Texto de lectura:
•••••

# piecewise linear function



## Bonny2010

Me interesa saber como se puede traducir el termino piecewise, el contexto esta hablando de tipo de señales para probar un sistema: ..."you can propose a piecewise linear function,  cubic function or sigmoid function".. gracias


----------



## Dlyons

Bonny2010 said:


> Me interesa saber como se puede traducir el termino piecewise, el contexto esta hablando de tipo de señales para probar un sistema: ..."you can propose a piecewise linear function,  cubic function or sigmoid function".. gracias




Bienvenid@ al foroBonny2010

Función definida a trozos
http://es.wikipedia.org/wiki/Función_definida_a_trozos


----------



## Hakuna Matata

piecewise linear function = función definida por tramos (intervalos)

Notable que el artículo de Wiki en español incluye 6 palabras en español y el resto en inglés.


----------



## Dlyons

Hakuna Matata said:


> Notable que el artículo de Wiki en español incluye 6 palabras en español y el resto en inglés.

•••••

Listado de datos:
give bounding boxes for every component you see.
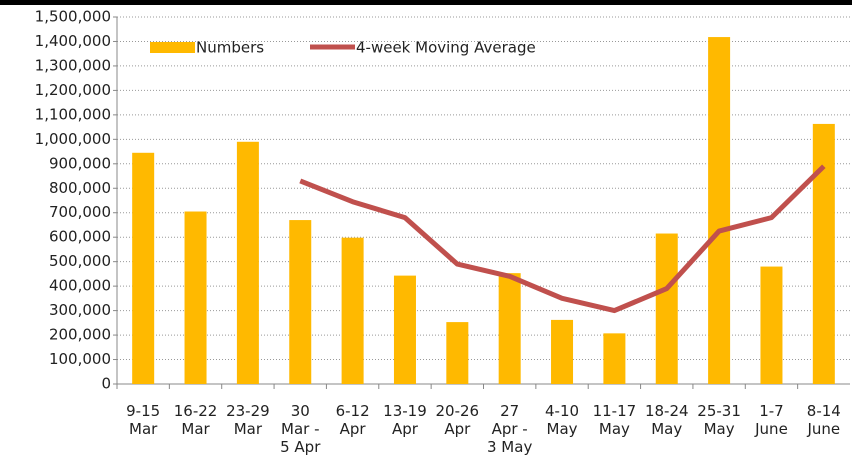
x-tick-line: 4-10: [545, 402, 579, 420]
y-tick-label: 0: [101, 375, 111, 393]
bar: [446, 322, 469, 384]
x-tick-line: May: [547, 420, 578, 438]
x-tick-line: Mar: [234, 420, 263, 438]
bar: [289, 220, 312, 384]
x-tick-line: 18-24: [645, 402, 689, 420]
y-tick-label: 1,000,000: [35, 130, 111, 148]
x-tick-label: 20-26 Apr: [436, 402, 480, 438]
bar: [551, 319, 574, 384]
x-tick-line: Apr: [340, 420, 367, 438]
y-tick-label: 400,000: [49, 277, 111, 295]
x-tick-line: May: [651, 420, 682, 438]
bar: [341, 237, 364, 384]
x-tick-label: 25-31 May: [697, 402, 741, 438]
y-tick-label: 700,000: [49, 203, 111, 221]
x-tick-line: Apr: [444, 420, 471, 438]
x-tick-label: 30 Mar -5 Apr: [280, 402, 321, 456]
x-tick-line: May: [599, 420, 630, 438]
x-tick-line: 27: [500, 402, 519, 420]
y-tick-label: 300,000: [49, 301, 111, 319]
line: [299, 164, 826, 314]
x-tick-line: 23-29: [226, 402, 270, 420]
x-tick-line: Mar: [181, 420, 210, 438]
x-tick-line: 13-19: [383, 402, 427, 420]
y-tick-label: 1,100,000: [35, 105, 111, 123]
bar: [603, 333, 626, 384]
y-tick-label: 900,000: [49, 154, 111, 172]
x-tick-label: 9-15 Mar: [126, 402, 160, 438]
bar: [655, 233, 678, 384]
bar: [760, 266, 783, 384]
y-tick-label: 1,500,000: [35, 8, 111, 26]
x-tick-line: Mar: [129, 420, 158, 438]
y-tick-label: 1,200,000: [35, 81, 111, 99]
x-tick-line: Apr -: [492, 420, 528, 438]
x-tick-line: 5 Apr: [280, 438, 321, 456]
x-tick-line: Apr: [392, 420, 419, 438]
bar: [132, 152, 155, 384]
legend-swatch: [150, 42, 195, 53]
bar: [498, 273, 521, 384]
x-tick-line: 9-15: [126, 402, 160, 420]
y-tick-label: 100,000: [49, 350, 111, 368]
bar: [236, 141, 259, 384]
x-tick-line: 20-26: [436, 402, 480, 420]
legend-label: 4-week Moving Average: [356, 39, 536, 57]
y-tick-label: 1,300,000: [35, 56, 111, 74]
y-tick-label: 600,000: [49, 228, 111, 246]
x-tick-label: 8-14 June: [806, 402, 840, 438]
x-tick-line: June: [806, 420, 840, 438]
x-tick-label: 16-22 Mar: [174, 402, 218, 438]
y-tick-label: 500,000: [49, 252, 111, 270]
y-tick-label: 800,000: [49, 179, 111, 197]
bar: [184, 211, 207, 384]
y-tick-label: 1,400,000: [35, 32, 111, 50]
top-bar: [0, 0, 852, 5]
x-tick-label: 6-12 Apr: [336, 402, 370, 438]
x-tick-label: 27 Apr -3 May: [487, 402, 532, 456]
x-tick-line: 16-22: [174, 402, 218, 420]
x-tick-line: 30: [291, 402, 310, 420]
x-tick-line: 25-31: [697, 402, 741, 420]
x-tick-line: 3 May: [487, 438, 532, 456]
legend-label: Numbers: [196, 39, 264, 57]
x-tick-line: 1-7: [759, 402, 784, 420]
x-tick-label: 4-10 May: [545, 402, 579, 438]
bar: [393, 275, 416, 384]
x-tick-label: 13-19 Apr: [383, 402, 427, 438]
x-tick-line: Mar -: [281, 420, 319, 438]
x-tick-label: 11-17 May: [593, 402, 637, 438]
x-tick-line: 6-12: [336, 402, 370, 420]
x-tick-line: May: [704, 420, 735, 438]
x-tick-label: 1-7 June: [754, 402, 788, 438]
x-tick-line: 8-14: [807, 402, 841, 420]
bar: [708, 37, 731, 384]
y-tick-label: 200,000: [49, 326, 111, 344]
x-tick-line: June: [754, 420, 788, 438]
x-tick-label: 23-29 Mar: [226, 402, 270, 438]
x-tick-line: 11-17: [593, 402, 637, 420]
bar: [812, 123, 835, 384]
x-tick-label: 18-24 May: [645, 402, 689, 438]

•••••

Tareas:
(A) Escribe el fragmento del texto de lectura que va desde "Bienvenid@ al foroBonny2010" hasta "por tramos (intervalos)", incluido este último.
(B) Explica en una a tres oraciones qué le llama la atención a Hakuna Matata del artículo de Wiki en español, según el texto de lectura.
(C) En el texto de lectura, ¿qué traducción da Dlyons en su primera respuesta a Bonny2010?

Soluciones:
(A)
Bienvenid@ al foroBonny2010

Función definida a trozos
http://es.wikipedia.org/wiki/Función_definida_a_trozos


----------



## Hakuna Matata

piecewise linear function = función definida por tramos (intervalos)

(B) A Hakuna Matata le parece notable que el artículo de Wiki en español incluya 6 palabras en español y el resto en inglés.

(C) Función definida a trozos.